DO THIS: Could you print every line of the records below, character for character, leaving out the pictures?

····················

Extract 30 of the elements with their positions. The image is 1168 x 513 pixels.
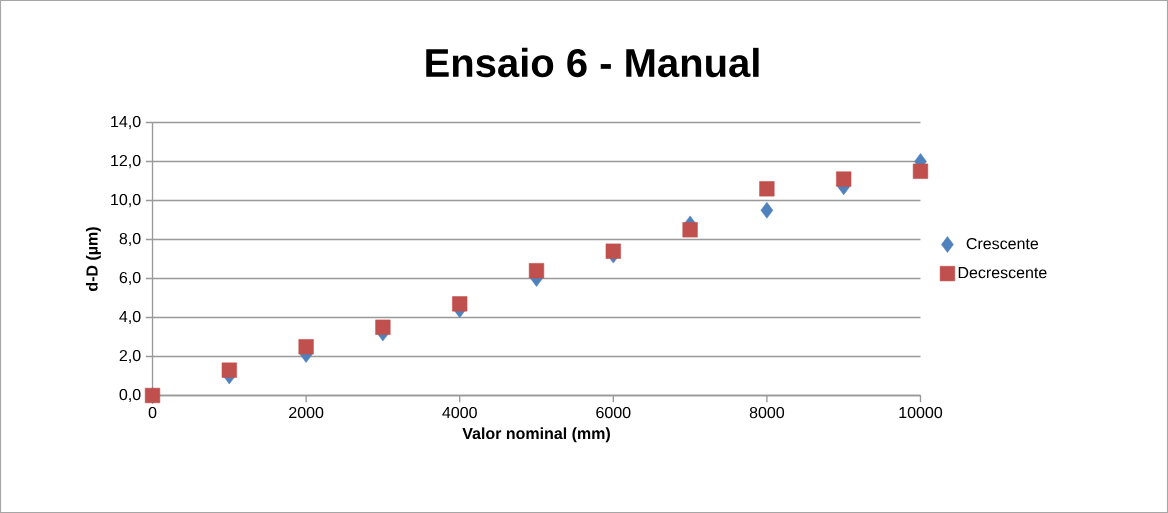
point xyxy=(605,243,621,259)
x-axis-title: Valor nominal (mm) xyxy=(462,427,610,443)
x-tick-label: 8000 xyxy=(749,406,785,419)
point xyxy=(375,319,391,335)
y-tick-label: 0,0 xyxy=(119,388,141,403)
legend-label: Decrescente xyxy=(958,267,1047,279)
y-tick-label: 14,0 xyxy=(111,115,141,130)
chart-title: Ensaio 6 - Manual xyxy=(426,47,759,78)
point xyxy=(221,362,237,378)
legend-label: Crescente xyxy=(966,237,1039,250)
x-tick-label: 2000 xyxy=(289,406,324,419)
y-tick-label: 4,0 xyxy=(119,310,141,325)
y-axis-title: d-D (µm) xyxy=(85,227,101,291)
y-tick-label: 10,0 xyxy=(111,193,141,208)
x-tick-label: 6000 xyxy=(596,406,631,419)
point xyxy=(759,181,775,197)
x-tick-label: 0 xyxy=(148,406,157,419)
point xyxy=(836,171,852,187)
point xyxy=(528,263,545,279)
y-tick-label: 8,0 xyxy=(119,232,141,247)
x-tick-label: 4000 xyxy=(442,406,477,419)
x-tick-label: 10000 xyxy=(899,406,943,419)
point xyxy=(912,163,929,179)
point xyxy=(452,296,468,312)
point xyxy=(682,222,698,238)
y-tick-label: 6,0 xyxy=(119,271,141,286)
point xyxy=(760,201,774,219)
y-tick-label: 12,0 xyxy=(111,154,141,169)
point xyxy=(298,339,314,355)
y-tick-label: 2,0 xyxy=(119,349,141,364)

····················

THE REPLY:
Extract 30 of the elements with their positions. The image is 1168 x 513 pixels.
point xyxy=(605,243,621,259)
x-axis-title: Valor nominal (mm) xyxy=(462,427,610,443)
x-tick-label: 8000 xyxy=(749,406,785,419)
point xyxy=(375,319,391,335)
y-tick-label: 0,0 xyxy=(119,388,141,403)
legend-label: Decrescente xyxy=(958,267,1047,279)
y-tick-label: 14,0 xyxy=(111,115,141,130)
chart-title: Ensaio 6 - Manual xyxy=(426,47,759,78)
point xyxy=(221,362,237,378)
legend-label: Crescente xyxy=(966,237,1039,250)
x-tick-label: 2000 xyxy=(289,406,324,419)
y-tick-label: 4,0 xyxy=(119,310,141,325)
y-axis-title: d-D (µm) xyxy=(85,227,101,291)
y-tick-label: 10,0 xyxy=(111,193,141,208)
x-tick-label: 6000 xyxy=(596,406,631,419)
point xyxy=(759,181,775,197)
x-tick-label: 0 xyxy=(148,406,157,419)
point xyxy=(836,171,852,187)
point xyxy=(528,263,545,279)
y-tick-label: 8,0 xyxy=(119,232,141,247)
x-tick-label: 4000 xyxy=(442,406,477,419)
x-tick-label: 10000 xyxy=(899,406,943,419)
point xyxy=(912,163,929,179)
point xyxy=(452,296,468,312)
point xyxy=(682,222,698,238)
y-tick-label: 6,0 xyxy=(119,271,141,286)
point xyxy=(760,201,774,219)
y-tick-label: 12,0 xyxy=(111,154,141,169)
point xyxy=(298,339,314,355)
y-tick-label: 2,0 xyxy=(119,349,141,364)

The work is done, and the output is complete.